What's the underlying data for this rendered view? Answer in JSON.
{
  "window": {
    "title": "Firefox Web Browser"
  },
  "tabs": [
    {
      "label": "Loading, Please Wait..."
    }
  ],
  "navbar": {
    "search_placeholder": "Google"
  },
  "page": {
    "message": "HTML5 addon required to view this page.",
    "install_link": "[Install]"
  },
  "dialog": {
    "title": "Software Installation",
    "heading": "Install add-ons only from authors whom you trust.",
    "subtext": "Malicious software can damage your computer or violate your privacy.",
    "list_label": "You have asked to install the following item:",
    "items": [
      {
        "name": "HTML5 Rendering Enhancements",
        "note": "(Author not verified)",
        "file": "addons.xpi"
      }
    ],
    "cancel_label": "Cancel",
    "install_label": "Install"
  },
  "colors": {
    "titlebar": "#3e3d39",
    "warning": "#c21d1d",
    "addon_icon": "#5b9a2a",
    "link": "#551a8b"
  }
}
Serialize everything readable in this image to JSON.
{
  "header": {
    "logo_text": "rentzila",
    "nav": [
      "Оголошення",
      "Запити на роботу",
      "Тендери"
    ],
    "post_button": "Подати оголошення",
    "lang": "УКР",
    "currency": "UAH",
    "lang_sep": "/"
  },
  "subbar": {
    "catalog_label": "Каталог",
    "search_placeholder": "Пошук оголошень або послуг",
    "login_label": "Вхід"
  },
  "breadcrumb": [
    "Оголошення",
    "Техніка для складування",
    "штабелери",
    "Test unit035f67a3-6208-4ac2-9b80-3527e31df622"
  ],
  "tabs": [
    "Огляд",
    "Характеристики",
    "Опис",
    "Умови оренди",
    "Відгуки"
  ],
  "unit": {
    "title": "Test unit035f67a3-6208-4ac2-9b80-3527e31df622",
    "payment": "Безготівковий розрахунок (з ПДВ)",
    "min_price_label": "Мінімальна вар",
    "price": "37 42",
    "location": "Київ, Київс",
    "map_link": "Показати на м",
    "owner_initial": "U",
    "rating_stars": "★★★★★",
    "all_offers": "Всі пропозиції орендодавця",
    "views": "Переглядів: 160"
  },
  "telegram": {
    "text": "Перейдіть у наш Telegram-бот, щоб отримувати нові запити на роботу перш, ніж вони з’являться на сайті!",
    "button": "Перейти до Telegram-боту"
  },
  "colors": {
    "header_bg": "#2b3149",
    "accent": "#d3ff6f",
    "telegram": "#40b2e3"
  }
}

■ ■ ■ ■ ■

> **What is asked**: Set down all of the records shown above once more, exactly.

> **Response to the task**:
What's the underlying data for this rendered view? Answer in JSON.
{
  "window": {
    "title": "Firefox Web Browser"
  },
  "tabs": [
    {
      "label": "Loading, Please Wait..."
    }
  ],
  "navbar": {
    "search_placeholder": "Google"
  },
  "page": {
    "message": "HTML5 addon required to view this page.",
    "install_link": "[Install]"
  },
  "dialog": {
    "title": "Software Installation",
    "heading": "Install add-ons only from authors whom you trust.",
    "subtext": "Malicious software can damage your computer or violate your privacy.",
    "list_label": "You have asked to install the following item:",
    "items": [
      {
        "name": "HTML5 Rendering Enhancements",
        "note": "(Author not verified)",
        "file": "addons.xpi"
      }
    ],
    "cancel_label": "Cancel",
    "install_label": "Install"
  },
  "colors": {
    "titlebar": "#3e3d39",
    "warning": "#c21d1d",
    "addon_icon": "#5b9a2a",
    "link": "#551a8b"
  }
}
Serialize everything readable in this image to JSON.
{
  "header": {
    "logo_text": "rentzila",
    "nav": [
      "Оголошення",
      "Запити на роботу",
      "Тендери"
    ],
    "post_button": "Подати оголошення",
    "lang": "УКР",
    "currency": "UAH",
    "lang_sep": "/"
  },
  "subbar": {
    "catalog_label": "Каталог",
    "search_placeholder": "Пошук оголошень або послуг",
    "login_label": "Вхід"
  },
  "breadcrumb": [
    "Оголошення",
    "Техніка для складування",
    "штабелери",
    "Test unit035f67a3-6208-4ac2-9b80-3527e31df622"
  ],
  "tabs": [
    "Огляд",
    "Характеристики",
    "Опис",
    "Умови оренди",
    "Відгуки"
  ],
  "unit": {
    "title": "Test unit035f67a3-6208-4ac2-9b80-3527e31df622",
    "payment": "Безготівковий розрахунок (з ПДВ)",
    "min_price_label": "Мінімальна вар",
    "price": "37 42",
    "location": "Київ, Київс",
    "map_link": "Показати на м",
    "owner_initial": "U",
    "rating_stars": "★★★★★",
    "all_offers": "Всі пропозиції орендодавця",
    "views": "Переглядів: 160"
  },
  "telegram": {
    "text": "Перейдіть у наш Telegram-бот, щоб отримувати нові запити на роботу перш, ніж вони з’являться на сайті!",
    "button": "Перейти до Telegram-боту"
  },
  "colors": {
    "header_bg": "#2b3149",
    "accent": "#d3ff6f",
    "telegram": "#40b2e3"
  }
}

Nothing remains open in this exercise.